Transcribe the data that follows. Match it character for character.

[Document page transcription items]
"""
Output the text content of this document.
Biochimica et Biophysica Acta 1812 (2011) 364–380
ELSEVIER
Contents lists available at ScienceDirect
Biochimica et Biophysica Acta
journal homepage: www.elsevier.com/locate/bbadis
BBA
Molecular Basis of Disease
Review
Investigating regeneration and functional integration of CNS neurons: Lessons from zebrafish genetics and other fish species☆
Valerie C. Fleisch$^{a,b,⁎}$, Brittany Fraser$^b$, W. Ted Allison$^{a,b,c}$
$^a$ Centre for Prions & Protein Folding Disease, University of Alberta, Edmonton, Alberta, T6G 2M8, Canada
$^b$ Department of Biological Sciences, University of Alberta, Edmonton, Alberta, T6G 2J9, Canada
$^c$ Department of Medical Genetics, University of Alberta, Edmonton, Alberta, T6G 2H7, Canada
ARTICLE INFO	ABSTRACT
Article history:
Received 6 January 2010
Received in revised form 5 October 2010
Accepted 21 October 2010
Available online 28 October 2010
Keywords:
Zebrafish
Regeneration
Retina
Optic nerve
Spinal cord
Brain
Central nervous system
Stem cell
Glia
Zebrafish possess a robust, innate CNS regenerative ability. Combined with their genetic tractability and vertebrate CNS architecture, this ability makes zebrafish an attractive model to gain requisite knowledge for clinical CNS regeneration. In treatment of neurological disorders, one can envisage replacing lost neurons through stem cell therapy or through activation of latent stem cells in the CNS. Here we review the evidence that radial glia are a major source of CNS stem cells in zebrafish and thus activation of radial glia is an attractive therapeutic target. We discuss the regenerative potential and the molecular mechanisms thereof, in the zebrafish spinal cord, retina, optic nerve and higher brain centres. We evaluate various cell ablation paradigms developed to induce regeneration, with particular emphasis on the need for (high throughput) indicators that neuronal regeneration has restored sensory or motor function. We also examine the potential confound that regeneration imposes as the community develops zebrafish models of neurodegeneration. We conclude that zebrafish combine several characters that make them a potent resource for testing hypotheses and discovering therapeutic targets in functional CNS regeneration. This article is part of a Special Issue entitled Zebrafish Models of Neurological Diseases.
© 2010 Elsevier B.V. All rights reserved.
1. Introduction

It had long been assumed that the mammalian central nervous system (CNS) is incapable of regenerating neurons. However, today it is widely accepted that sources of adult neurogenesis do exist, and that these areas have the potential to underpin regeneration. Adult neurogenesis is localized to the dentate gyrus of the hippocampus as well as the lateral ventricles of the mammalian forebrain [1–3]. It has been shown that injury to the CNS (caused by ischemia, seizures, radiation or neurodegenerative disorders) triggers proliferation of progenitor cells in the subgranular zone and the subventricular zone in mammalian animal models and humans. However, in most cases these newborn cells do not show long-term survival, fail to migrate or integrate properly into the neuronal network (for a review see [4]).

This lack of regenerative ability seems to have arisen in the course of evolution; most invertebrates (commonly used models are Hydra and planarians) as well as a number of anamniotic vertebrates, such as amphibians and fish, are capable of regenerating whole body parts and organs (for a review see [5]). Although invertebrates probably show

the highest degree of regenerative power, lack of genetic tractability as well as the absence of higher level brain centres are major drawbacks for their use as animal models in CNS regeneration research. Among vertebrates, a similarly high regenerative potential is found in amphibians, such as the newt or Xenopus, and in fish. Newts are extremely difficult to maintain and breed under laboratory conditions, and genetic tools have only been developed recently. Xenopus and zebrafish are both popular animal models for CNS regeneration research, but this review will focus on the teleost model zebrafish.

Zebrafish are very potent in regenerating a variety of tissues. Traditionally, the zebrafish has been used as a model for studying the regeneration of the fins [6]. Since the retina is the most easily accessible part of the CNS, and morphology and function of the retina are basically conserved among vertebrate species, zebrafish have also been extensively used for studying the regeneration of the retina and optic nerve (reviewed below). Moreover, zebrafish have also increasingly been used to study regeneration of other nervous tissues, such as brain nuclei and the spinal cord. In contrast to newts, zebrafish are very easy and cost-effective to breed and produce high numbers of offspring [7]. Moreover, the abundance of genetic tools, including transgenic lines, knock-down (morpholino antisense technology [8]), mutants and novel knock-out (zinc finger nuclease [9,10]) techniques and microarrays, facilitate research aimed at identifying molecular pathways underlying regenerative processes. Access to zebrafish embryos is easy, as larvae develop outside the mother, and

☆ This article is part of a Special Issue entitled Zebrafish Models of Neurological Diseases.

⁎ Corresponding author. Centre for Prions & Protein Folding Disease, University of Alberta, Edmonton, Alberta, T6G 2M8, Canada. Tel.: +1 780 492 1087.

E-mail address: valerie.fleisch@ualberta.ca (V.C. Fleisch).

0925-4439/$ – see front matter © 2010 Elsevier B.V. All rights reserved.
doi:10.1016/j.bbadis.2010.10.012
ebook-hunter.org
"""
Response below →
Output the text content of this document.
Biochimica et Biophysica Acta 1812 (2011) 364–380
ELSEVIER
Contents lists available at ScienceDirect
Biochimica et Biophysica Acta
journal homepage: www.elsevier.com/locate/bbadis
BBA
Molecular Basis of Disease
Review
Investigating regeneration and functional integration of CNS neurons: Lessons from zebrafish genetics and other fish species☆
Valerie C. Fleisch$^{a,b,⁎}$, Brittany Fraser$^b$, W. Ted Allison$^{a,b,c}$
$^a$ Centre for Prions & Protein Folding Disease, University of Alberta, Edmonton, Alberta, T6G 2M8, Canada
$^b$ Department of Biological Sciences, University of Alberta, Edmonton, Alberta, T6G 2J9, Canada
$^c$ Department of Medical Genetics, University of Alberta, Edmonton, Alberta, T6G 2H7, Canada
ARTICLE INFO	ABSTRACT
Article history:
Received 6 January 2010
Received in revised form 5 October 2010
Accepted 21 October 2010
Available online 28 October 2010
Keywords:
Zebrafish
Regeneration
Retina
Optic nerve
Spinal cord
Brain
Central nervous system
Stem cell
Glia
Zebrafish possess a robust, innate CNS regenerative ability. Combined with their genetic tractability and vertebrate CNS architecture, this ability makes zebrafish an attractive model to gain requisite knowledge for clinical CNS regeneration. In treatment of neurological disorders, one can envisage replacing lost neurons through stem cell therapy or through activation of latent stem cells in the CNS. Here we review the evidence that radial glia are a major source of CNS stem cells in zebrafish and thus activation of radial glia is an attractive therapeutic target. We discuss the regenerative potential and the molecular mechanisms thereof, in the zebrafish spinal cord, retina, optic nerve and higher brain centres. We evaluate various cell ablation paradigms developed to induce regeneration, with particular emphasis on the need for (high throughput) indicators that neuronal regeneration has restored sensory or motor function. We also examine the potential confound that regeneration imposes as the community develops zebrafish models of neurodegeneration. We conclude that zebrafish combine several characters that make them a potent resource for testing hypotheses and discovering therapeutic targets in functional CNS regeneration. This article is part of a Special Issue entitled Zebrafish Models of Neurological Diseases.
© 2010 Elsevier B.V. All rights reserved.
1. Introduction

It had long been assumed that the mammalian central nervous system (CNS) is incapable of regenerating neurons. However, today it is widely accepted that sources of adult neurogenesis do exist, and that these areas have the potential to underpin regeneration. Adult neurogenesis is localized to the dentate gyrus of the hippocampus as well as the lateral ventricles of the mammalian forebrain [1–3]. It has been shown that injury to the CNS (caused by ischemia, seizures, radiation or neurodegenerative disorders) triggers proliferation of progenitor cells in the subgranular zone and the subventricular zone in mammalian animal models and humans. However, in most cases these newborn cells do not show long-term survival, fail to migrate or integrate properly into the neuronal network (for a review see [4]).

This lack of regenerative ability seems to have arisen in the course of evolution; most invertebrates (commonly used models are Hydra and planarians) as well as a number of anamniotic vertebrates, such as amphibians and fish, are capable of regenerating whole body parts and organs (for a review see [5]). Although invertebrates probably show

the highest degree of regenerative power, lack of genetic tractability as well as the absence of higher level brain centres are major drawbacks for their use as animal models in CNS regeneration research. Among vertebrates, a similarly high regenerative potential is found in amphibians, such as the newt or Xenopus, and in fish. Newts are extremely difficult to maintain and breed under laboratory conditions, and genetic tools have only been developed recently. Xenopus and zebrafish are both popular animal models for CNS regeneration research, but this review will focus on the teleost model zebrafish.

Zebrafish are very potent in regenerating a variety of tissues. Traditionally, the zebrafish has been used as a model for studying the regeneration of the fins [6]. Since the retina is the most easily accessible part of the CNS, and morphology and function of the retina are basically conserved among vertebrate species, zebrafish have also been extensively used for studying the regeneration of the retina and optic nerve (reviewed below). Moreover, zebrafish have also increasingly been used to study regeneration of other nervous tissues, such as brain nuclei and the spinal cord. In contrast to newts, zebrafish are very easy and cost-effective to breed and produce high numbers of offspring [7]. Moreover, the abundance of genetic tools, including transgenic lines, knock-down (morpholino antisense technology [8]), mutants and novel knock-out (zinc finger nuclease [9,10]) techniques and microarrays, facilitate research aimed at identifying molecular pathways underlying regenerative processes. Access to zebrafish embryos is easy, as larvae develop outside the mother, and

☆ This article is part of a Special Issue entitled Zebrafish Models of Neurological Diseases.

⁎ Corresponding author. Centre for Prions & Protein Folding Disease, University of Alberta, Edmonton, Alberta, T6G 2M8, Canada. Tel.: +1 780 492 1087.

E-mail address: valerie.fleisch@ualberta.ca (V.C. Fleisch).

0925-4439/$ – see front matter © 2010 Elsevier B.V. All rights reserved.
doi:10.1016/j.bbadis.2010.10.012
ebook-hunter.org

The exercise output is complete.